**Selected text**
•••
Why the Strangler-Fig Pattern

A big-bang rewrite was off the table. We had SLAs to meet and a team that needed to keep delivering features. The strangler-fig pattern let us migrate incrementally: new services handle a slice of the load in parallel with the monolith until confidence is high enough to decommission the old path.

Step 1: The Event Backbone

Before extracting a single service, we deployed Apache Kafka and defined the canonical domain events for shipment state changes:

ShipmentCreated
ShipmentPickedUp
ShipmentInTransit
ShipmentDelivered
ShipmentException

Getting these right took two weeks of whiteboard sessions. The schema is the contract — changing it later is expensive.

Step 2: Extract the Tracking Service

The tracking read path was the highest-traffic, lowest-coupling domain — the ideal first target. We:

  1. Built a new Spring Boot service that consumed Shipment* events from Kafka and maintained its own PostgreSQL read model
  2. Deployed it behind a feature flag, routing 1% of tracking queries to it
  3. Ran the old and new paths in parallel for two weeks, comparing outputs
  4. Ramped traffic to 100% once P99 latency and error rates were stable

The monolith continued publishing events through a new outbox table (the transactional outbox pattern) to avoid dual-write problems.

Step 3: Billing and Notifications

Same approach, six weeks apart. Each extraction taught us something that made the next one faster.

The billing service was the hardest: it had the most complex domain logic and the tightest database coupling. We wrote a dedicated migration guide for it that the team still references.

What We Learned

Schema first. The event schema is your API. Invest in it before writing any service code.

The outbox pattern is not optional. Writing to Kafka directly from a transaction is a distributed systems bug waiting to happen. The outbox gives you exactly-once semantics within your database boundary.

Observability before migration. We added Prometheus metrics and structured logging to the monolith before we started. Without baseline numbers, you cannot know whether the new service is actually better.

Strangler-fig requires discipline. It is tempting to skip the parallel-run step when you are confident in the new code. Resist this. The production data will surprise you.

Results

  • End-to-end throughput tripled at peak load
  • Teams deployed independently from day one of extraction
  • The last monolith endpoint was decommissioned eight months after we started

The migration is done. The maintenance windows are not.
•••
**Data rows**
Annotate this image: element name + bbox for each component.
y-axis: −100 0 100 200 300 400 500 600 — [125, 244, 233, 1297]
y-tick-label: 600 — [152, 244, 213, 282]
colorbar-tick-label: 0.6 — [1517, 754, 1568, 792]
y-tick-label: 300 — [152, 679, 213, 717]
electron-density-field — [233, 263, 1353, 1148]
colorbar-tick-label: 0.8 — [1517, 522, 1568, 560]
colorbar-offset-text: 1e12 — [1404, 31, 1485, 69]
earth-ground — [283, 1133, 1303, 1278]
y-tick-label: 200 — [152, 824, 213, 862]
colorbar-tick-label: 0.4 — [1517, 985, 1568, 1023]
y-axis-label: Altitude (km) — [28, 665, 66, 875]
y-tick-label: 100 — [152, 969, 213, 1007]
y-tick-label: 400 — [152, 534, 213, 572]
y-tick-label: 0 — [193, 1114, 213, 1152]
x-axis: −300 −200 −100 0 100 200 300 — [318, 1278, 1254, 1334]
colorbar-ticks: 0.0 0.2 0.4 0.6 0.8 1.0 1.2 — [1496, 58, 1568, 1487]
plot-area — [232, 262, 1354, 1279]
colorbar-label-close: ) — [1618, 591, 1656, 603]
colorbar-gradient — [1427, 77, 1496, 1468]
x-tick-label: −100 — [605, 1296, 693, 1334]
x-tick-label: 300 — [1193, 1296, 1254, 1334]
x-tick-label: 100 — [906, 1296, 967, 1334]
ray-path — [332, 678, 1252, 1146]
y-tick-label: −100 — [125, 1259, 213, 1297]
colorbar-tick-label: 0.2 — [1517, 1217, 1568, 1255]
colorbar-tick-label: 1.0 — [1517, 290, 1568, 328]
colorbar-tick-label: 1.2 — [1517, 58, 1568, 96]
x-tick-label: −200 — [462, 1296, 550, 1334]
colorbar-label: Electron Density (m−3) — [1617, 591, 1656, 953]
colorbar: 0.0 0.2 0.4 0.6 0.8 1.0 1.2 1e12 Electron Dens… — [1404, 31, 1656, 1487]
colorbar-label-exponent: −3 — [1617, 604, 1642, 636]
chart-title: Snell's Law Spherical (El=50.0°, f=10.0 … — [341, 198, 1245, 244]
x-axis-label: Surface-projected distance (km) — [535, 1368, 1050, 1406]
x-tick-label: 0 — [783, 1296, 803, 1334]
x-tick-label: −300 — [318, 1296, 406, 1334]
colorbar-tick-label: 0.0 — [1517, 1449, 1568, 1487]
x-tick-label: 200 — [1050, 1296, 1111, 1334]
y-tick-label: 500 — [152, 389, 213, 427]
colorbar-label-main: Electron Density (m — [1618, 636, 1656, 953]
•••
Reproduce verbatim the passage of the migration write-up above that opens with the words containing "The tracking read" and closes with "team still references.".

The tracking read path was the highest-traffic, lowest-coupling domain — the ideal first target. We:

  1. Built a new Spring Boot service that consumed Shipment* events from Kafka and maintained its own PostgreSQL read model
  2. Deployed it behind a feature flag, routing 1% of tracking queries to it
  3. Ran the old and new paths in parallel for two weeks, comparing outputs
  4. Ramped traffic to 100% once P99 latency and error rates were stable

The monolith continued publishing events through a new outbox table (the transactional outbox pattern) to avoid dual-write problems.

Step 3: Billing and Notifications

Same approach, six weeks apart. Each extraction taught us something that made the next one faster.

The billing service was the hardest: it had the most complex domain logic and the tightest database coupling. We wrote a dedicated migration guide for it that the team still references.